AIM OF THE EXERCISE
Scan the records below. List lines holding "title".

PROVIDED DATA
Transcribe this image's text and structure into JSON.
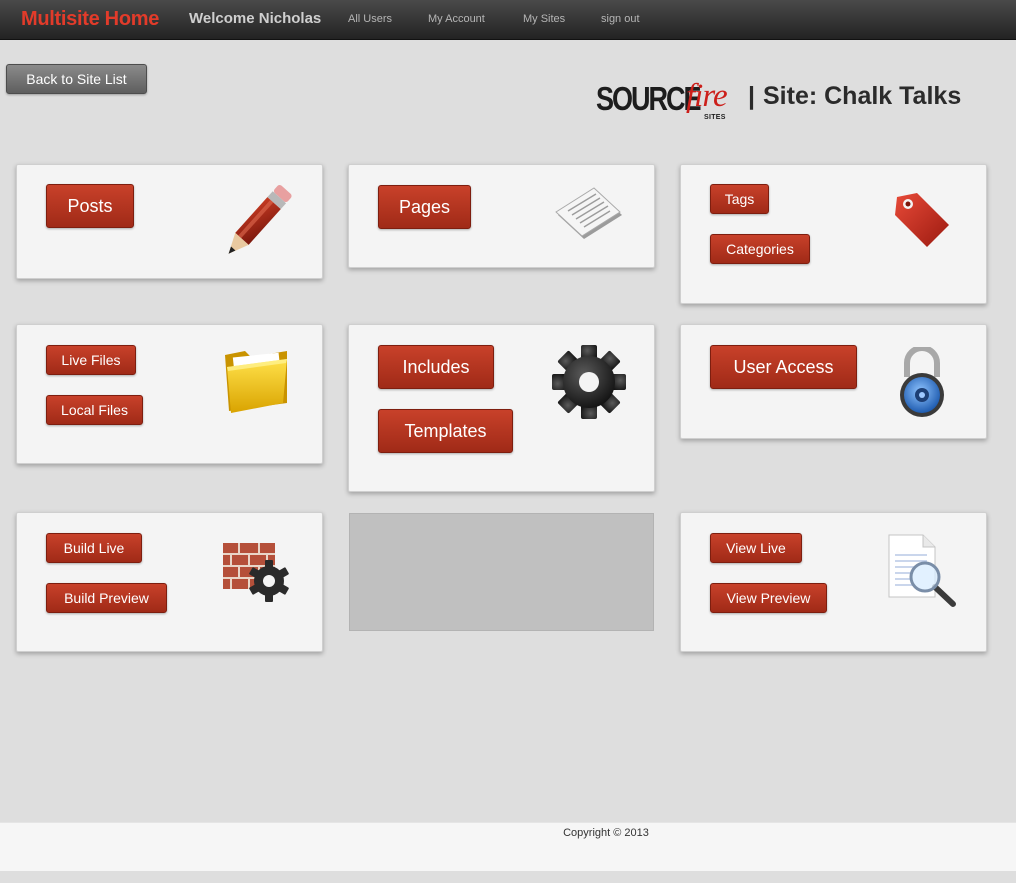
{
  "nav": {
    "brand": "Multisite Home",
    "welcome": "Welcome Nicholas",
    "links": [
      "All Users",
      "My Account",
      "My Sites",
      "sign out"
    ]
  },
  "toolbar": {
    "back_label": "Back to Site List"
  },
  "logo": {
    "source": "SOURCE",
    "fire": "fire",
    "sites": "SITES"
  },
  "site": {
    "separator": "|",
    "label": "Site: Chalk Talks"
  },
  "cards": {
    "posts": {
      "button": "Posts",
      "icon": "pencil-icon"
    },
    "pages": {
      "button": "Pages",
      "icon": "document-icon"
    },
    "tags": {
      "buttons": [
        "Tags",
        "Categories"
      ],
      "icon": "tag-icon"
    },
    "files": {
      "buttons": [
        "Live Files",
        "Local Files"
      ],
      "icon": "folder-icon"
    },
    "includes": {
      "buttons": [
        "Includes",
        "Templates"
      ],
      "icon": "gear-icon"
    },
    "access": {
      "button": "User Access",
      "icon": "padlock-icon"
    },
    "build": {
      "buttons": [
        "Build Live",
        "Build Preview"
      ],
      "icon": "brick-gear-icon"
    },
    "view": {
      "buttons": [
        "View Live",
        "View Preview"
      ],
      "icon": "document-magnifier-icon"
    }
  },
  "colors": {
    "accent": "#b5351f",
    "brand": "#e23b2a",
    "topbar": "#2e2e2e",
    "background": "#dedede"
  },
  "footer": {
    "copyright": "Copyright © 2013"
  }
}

==

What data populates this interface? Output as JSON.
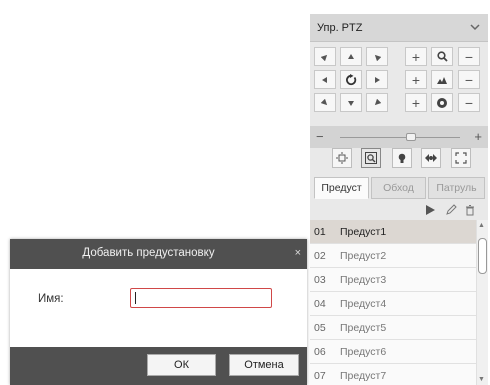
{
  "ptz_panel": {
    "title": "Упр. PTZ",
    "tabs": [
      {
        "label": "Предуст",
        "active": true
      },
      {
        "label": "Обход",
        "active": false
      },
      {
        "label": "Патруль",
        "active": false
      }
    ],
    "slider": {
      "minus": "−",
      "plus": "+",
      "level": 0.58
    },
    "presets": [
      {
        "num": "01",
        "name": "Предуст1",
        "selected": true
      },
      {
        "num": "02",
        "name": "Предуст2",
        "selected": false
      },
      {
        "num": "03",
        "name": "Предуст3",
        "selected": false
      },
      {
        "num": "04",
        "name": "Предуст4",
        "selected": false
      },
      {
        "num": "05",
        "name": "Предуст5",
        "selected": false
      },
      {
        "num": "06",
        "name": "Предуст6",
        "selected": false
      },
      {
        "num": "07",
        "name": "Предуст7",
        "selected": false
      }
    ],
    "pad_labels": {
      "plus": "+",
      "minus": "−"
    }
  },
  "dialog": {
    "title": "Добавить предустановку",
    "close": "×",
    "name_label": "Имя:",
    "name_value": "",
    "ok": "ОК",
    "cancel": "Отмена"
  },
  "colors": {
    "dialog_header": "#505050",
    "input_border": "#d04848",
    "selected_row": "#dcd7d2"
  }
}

CORRECT RESULT
    "title": "Упр. PTZ",
    "title": "Добавить предустановку",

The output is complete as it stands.